** Start of Items **

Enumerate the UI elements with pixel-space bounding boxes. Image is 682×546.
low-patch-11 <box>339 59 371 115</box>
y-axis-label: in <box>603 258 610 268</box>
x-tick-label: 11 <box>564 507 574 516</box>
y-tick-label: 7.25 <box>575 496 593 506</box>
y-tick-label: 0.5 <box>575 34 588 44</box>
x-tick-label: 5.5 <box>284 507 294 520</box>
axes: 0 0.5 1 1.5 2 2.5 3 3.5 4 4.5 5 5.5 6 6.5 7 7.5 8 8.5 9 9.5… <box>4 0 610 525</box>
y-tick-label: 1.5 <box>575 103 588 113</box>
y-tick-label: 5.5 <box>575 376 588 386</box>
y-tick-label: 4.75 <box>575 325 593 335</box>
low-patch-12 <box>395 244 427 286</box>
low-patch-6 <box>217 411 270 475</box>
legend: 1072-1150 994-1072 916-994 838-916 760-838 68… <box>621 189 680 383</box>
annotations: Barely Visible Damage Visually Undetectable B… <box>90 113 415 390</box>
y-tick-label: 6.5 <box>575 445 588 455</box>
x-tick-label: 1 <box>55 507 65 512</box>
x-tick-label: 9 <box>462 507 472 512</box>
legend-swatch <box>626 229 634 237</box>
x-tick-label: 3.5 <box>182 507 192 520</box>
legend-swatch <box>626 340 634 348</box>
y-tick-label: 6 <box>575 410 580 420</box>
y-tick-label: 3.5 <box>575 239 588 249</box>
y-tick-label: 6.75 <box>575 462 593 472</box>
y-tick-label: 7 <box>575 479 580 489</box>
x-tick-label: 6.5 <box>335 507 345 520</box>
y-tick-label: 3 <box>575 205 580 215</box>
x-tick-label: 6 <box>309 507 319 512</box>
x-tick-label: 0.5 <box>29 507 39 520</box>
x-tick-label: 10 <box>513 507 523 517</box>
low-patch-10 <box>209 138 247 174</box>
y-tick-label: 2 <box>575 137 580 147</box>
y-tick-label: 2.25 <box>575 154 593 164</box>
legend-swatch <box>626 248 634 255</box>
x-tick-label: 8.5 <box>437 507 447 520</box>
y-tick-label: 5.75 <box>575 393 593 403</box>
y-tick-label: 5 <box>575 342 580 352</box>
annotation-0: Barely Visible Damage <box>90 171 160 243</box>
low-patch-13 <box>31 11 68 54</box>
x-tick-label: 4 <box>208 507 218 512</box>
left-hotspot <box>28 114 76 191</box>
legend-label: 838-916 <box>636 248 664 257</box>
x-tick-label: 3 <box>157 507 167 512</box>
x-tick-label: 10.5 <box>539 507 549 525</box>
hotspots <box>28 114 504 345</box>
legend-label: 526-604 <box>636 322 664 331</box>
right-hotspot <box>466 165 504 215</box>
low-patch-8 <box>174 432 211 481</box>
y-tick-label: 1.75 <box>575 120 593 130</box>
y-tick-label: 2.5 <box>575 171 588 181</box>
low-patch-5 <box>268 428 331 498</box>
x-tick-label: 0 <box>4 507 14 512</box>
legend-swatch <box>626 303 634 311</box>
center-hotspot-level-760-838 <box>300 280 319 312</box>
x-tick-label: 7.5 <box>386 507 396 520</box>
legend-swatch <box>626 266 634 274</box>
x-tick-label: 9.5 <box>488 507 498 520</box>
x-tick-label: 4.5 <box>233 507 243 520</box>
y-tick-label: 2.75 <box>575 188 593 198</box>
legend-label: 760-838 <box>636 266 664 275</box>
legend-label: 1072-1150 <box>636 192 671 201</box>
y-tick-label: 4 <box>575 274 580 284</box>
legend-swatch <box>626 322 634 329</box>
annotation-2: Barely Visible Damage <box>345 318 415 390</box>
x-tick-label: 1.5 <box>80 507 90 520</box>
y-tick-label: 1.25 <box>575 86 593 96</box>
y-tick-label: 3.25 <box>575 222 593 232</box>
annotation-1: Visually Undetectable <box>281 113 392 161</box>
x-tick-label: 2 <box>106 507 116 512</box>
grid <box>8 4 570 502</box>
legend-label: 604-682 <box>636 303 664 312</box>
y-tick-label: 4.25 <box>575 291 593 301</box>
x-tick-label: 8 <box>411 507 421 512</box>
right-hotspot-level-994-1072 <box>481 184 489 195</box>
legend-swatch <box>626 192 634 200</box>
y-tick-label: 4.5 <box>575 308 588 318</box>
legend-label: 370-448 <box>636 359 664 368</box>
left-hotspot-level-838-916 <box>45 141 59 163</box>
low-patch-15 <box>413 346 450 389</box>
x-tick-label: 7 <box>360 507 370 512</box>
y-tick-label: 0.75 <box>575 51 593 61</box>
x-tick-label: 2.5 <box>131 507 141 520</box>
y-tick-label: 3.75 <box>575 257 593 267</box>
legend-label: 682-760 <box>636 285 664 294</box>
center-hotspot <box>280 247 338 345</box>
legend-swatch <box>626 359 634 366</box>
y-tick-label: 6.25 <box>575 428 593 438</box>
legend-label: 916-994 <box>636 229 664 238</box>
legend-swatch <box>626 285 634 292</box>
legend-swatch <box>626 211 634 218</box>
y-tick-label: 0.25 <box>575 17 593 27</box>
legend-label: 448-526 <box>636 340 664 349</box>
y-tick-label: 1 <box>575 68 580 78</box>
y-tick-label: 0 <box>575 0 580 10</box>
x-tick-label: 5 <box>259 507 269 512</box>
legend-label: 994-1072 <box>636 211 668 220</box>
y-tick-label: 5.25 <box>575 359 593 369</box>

** End of Items **

Copy out every line of the items above, character for character.

Enumerate the UI elements with pixel-space bounding boxes. Image is 682×546.
low-patch-11 <box>339 59 371 115</box>
y-axis-label: in <box>603 258 610 268</box>
x-tick-label: 11 <box>564 507 574 516</box>
y-tick-label: 7.25 <box>575 496 593 506</box>
y-tick-label: 0.5 <box>575 34 588 44</box>
x-tick-label: 5.5 <box>284 507 294 520</box>
axes: 0 0.5 1 1.5 2 2.5 3 3.5 4 4.5 5 5.5 6 6.5 7 7.5 8 8.5 9 9.5… <box>4 0 610 525</box>
y-tick-label: 1.5 <box>575 103 588 113</box>
y-tick-label: 5.5 <box>575 376 588 386</box>
y-tick-label: 4.75 <box>575 325 593 335</box>
low-patch-12 <box>395 244 427 286</box>
low-patch-6 <box>217 411 270 475</box>
legend: 1072-1150 994-1072 916-994 838-916 760-838 68… <box>621 189 680 383</box>
annotations: Barely Visible Damage Visually Undetectable B… <box>90 113 415 390</box>
y-tick-label: 6.5 <box>575 445 588 455</box>
x-tick-label: 1 <box>55 507 65 512</box>
x-tick-label: 9 <box>462 507 472 512</box>
legend-swatch <box>626 229 634 237</box>
x-tick-label: 3.5 <box>182 507 192 520</box>
legend-swatch <box>626 340 634 348</box>
y-tick-label: 6 <box>575 410 580 420</box>
y-tick-label: 3.5 <box>575 239 588 249</box>
y-tick-label: 6.75 <box>575 462 593 472</box>
y-tick-label: 7 <box>575 479 580 489</box>
x-tick-label: 6.5 <box>335 507 345 520</box>
y-tick-label: 3 <box>575 205 580 215</box>
x-tick-label: 6 <box>309 507 319 512</box>
x-tick-label: 0.5 <box>29 507 39 520</box>
x-tick-label: 10 <box>513 507 523 517</box>
low-patch-10 <box>209 138 247 174</box>
y-tick-label: 2 <box>575 137 580 147</box>
y-tick-label: 2.25 <box>575 154 593 164</box>
legend-swatch <box>626 248 634 255</box>
x-tick-label: 8.5 <box>437 507 447 520</box>
y-tick-label: 5.75 <box>575 393 593 403</box>
y-tick-label: 5 <box>575 342 580 352</box>
annotation-0: Barely Visible Damage <box>90 171 160 243</box>
low-patch-13 <box>31 11 68 54</box>
x-tick-label: 4 <box>208 507 218 512</box>
left-hotspot <box>28 114 76 191</box>
legend-label: 838-916 <box>636 248 664 257</box>
x-tick-label: 3 <box>157 507 167 512</box>
x-tick-label: 10.5 <box>539 507 549 525</box>
hotspots <box>28 114 504 345</box>
legend-label: 526-604 <box>636 322 664 331</box>
right-hotspot <box>466 165 504 215</box>
low-patch-8 <box>174 432 211 481</box>
y-tick-label: 1.75 <box>575 120 593 130</box>
y-tick-label: 2.5 <box>575 171 588 181</box>
low-patch-5 <box>268 428 331 498</box>
x-tick-label: 0 <box>4 507 14 512</box>
legend-swatch <box>626 303 634 311</box>
center-hotspot-level-760-838 <box>300 280 319 312</box>
x-tick-label: 7.5 <box>386 507 396 520</box>
legend-swatch <box>626 266 634 274</box>
x-tick-label: 9.5 <box>488 507 498 520</box>
x-tick-label: 4.5 <box>233 507 243 520</box>
y-tick-label: 2.75 <box>575 188 593 198</box>
legend-label: 760-838 <box>636 266 664 275</box>
legend-label: 1072-1150 <box>636 192 671 201</box>
y-tick-label: 4 <box>575 274 580 284</box>
legend-swatch <box>626 322 634 329</box>
annotation-2: Barely Visible Damage <box>345 318 415 390</box>
x-tick-label: 1.5 <box>80 507 90 520</box>
y-tick-label: 1.25 <box>575 86 593 96</box>
y-tick-label: 3.25 <box>575 222 593 232</box>
annotation-1: Visually Undetectable <box>281 113 392 161</box>
x-tick-label: 2 <box>106 507 116 512</box>
grid <box>8 4 570 502</box>
legend-label: 604-682 <box>636 303 664 312</box>
y-tick-label: 4.25 <box>575 291 593 301</box>
x-tick-label: 8 <box>411 507 421 512</box>
right-hotspot-level-994-1072 <box>481 184 489 195</box>
legend-swatch <box>626 192 634 200</box>
y-tick-label: 4.5 <box>575 308 588 318</box>
legend-label: 370-448 <box>636 359 664 368</box>
left-hotspot-level-838-916 <box>45 141 59 163</box>
low-patch-15 <box>413 346 450 389</box>
x-tick-label: 7 <box>360 507 370 512</box>
y-tick-label: 0.75 <box>575 51 593 61</box>
x-tick-label: 2.5 <box>131 507 141 520</box>
y-tick-label: 3.75 <box>575 257 593 267</box>
legend-label: 682-760 <box>636 285 664 294</box>
center-hotspot <box>280 247 338 345</box>
legend-swatch <box>626 359 634 366</box>
y-tick-label: 6.25 <box>575 428 593 438</box>
legend-label: 916-994 <box>636 229 664 238</box>
legend-swatch <box>626 285 634 292</box>
legend-swatch <box>626 211 634 218</box>
y-tick-label: 0.25 <box>575 17 593 27</box>
legend-label: 448-526 <box>636 340 664 349</box>
y-tick-label: 1 <box>575 68 580 78</box>
y-tick-label: 0 <box>575 0 580 10</box>
x-tick-label: 5 <box>259 507 269 512</box>
legend-label: 994-1072 <box>636 211 668 220</box>
y-tick-label: 5.25 <box>575 359 593 369</box>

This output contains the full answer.